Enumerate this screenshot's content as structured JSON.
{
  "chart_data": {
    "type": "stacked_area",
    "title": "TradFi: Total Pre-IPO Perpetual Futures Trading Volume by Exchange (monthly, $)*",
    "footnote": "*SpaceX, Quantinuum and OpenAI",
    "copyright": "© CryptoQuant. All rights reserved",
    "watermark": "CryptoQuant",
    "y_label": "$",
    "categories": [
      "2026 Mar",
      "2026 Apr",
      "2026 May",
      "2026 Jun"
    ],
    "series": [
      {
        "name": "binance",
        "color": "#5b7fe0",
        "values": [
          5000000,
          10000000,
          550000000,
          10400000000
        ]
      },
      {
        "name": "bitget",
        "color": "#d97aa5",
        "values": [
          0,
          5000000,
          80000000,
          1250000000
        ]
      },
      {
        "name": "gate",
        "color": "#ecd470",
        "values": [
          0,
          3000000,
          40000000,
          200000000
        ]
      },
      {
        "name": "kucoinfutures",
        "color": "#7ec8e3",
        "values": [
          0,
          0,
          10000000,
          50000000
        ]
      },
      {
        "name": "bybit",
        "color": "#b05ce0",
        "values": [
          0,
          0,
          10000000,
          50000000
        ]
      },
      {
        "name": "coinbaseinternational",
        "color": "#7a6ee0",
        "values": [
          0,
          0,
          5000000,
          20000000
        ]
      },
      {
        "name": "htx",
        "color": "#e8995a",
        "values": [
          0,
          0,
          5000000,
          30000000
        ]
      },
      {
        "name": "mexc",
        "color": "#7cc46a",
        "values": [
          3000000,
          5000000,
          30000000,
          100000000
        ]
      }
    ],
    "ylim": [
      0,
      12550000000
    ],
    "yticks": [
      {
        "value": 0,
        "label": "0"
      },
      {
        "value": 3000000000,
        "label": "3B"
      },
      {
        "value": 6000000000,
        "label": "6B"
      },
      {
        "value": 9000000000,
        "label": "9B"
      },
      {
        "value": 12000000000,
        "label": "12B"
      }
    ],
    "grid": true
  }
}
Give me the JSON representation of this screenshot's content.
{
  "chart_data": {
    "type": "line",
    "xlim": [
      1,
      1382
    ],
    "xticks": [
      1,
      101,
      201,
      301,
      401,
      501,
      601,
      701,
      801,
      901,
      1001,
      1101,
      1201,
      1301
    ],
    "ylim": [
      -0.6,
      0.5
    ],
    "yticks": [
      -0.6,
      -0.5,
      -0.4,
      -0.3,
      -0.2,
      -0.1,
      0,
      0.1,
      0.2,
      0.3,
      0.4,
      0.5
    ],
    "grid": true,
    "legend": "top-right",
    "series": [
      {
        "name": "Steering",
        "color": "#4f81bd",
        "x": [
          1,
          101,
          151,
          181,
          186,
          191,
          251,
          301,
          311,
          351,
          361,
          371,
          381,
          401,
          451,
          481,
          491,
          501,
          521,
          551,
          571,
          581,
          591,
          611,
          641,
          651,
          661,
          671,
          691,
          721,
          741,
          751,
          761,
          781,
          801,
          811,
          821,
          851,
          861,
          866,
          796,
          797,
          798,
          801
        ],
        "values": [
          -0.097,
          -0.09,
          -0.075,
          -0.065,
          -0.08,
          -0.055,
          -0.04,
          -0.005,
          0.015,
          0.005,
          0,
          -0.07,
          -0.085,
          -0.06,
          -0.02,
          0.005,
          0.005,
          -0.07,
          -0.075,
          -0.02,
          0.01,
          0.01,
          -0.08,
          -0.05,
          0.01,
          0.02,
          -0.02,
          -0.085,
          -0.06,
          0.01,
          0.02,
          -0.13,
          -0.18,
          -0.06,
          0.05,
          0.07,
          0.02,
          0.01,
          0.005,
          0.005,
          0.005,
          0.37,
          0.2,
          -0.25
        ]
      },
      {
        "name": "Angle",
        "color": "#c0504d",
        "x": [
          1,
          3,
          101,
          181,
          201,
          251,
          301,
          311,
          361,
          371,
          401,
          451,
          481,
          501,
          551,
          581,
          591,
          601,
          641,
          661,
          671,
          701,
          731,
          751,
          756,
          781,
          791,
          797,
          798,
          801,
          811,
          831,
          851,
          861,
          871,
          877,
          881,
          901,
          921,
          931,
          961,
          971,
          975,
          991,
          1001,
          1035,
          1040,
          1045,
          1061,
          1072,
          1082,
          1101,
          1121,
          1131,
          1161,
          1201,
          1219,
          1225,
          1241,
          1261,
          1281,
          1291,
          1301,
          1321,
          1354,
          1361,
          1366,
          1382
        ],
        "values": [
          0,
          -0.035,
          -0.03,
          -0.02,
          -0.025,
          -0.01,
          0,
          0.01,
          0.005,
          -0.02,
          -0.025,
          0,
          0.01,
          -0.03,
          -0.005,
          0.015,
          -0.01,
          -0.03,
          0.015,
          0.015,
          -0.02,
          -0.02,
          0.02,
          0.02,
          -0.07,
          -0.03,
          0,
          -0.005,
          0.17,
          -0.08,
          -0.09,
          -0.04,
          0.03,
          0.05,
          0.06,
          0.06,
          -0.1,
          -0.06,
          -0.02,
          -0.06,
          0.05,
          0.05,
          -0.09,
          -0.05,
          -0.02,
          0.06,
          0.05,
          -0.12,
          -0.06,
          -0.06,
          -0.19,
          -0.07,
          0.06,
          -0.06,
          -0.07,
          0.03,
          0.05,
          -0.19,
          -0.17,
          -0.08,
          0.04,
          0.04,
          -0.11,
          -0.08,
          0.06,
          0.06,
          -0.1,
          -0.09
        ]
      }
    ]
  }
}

Short problem: Using the records above, pull out each line where the word "CryptoQuant" occurs.

Result of this exercise:
    "copyright": "© CryptoQuant. All rights reserved",
    "watermark": "CryptoQuant",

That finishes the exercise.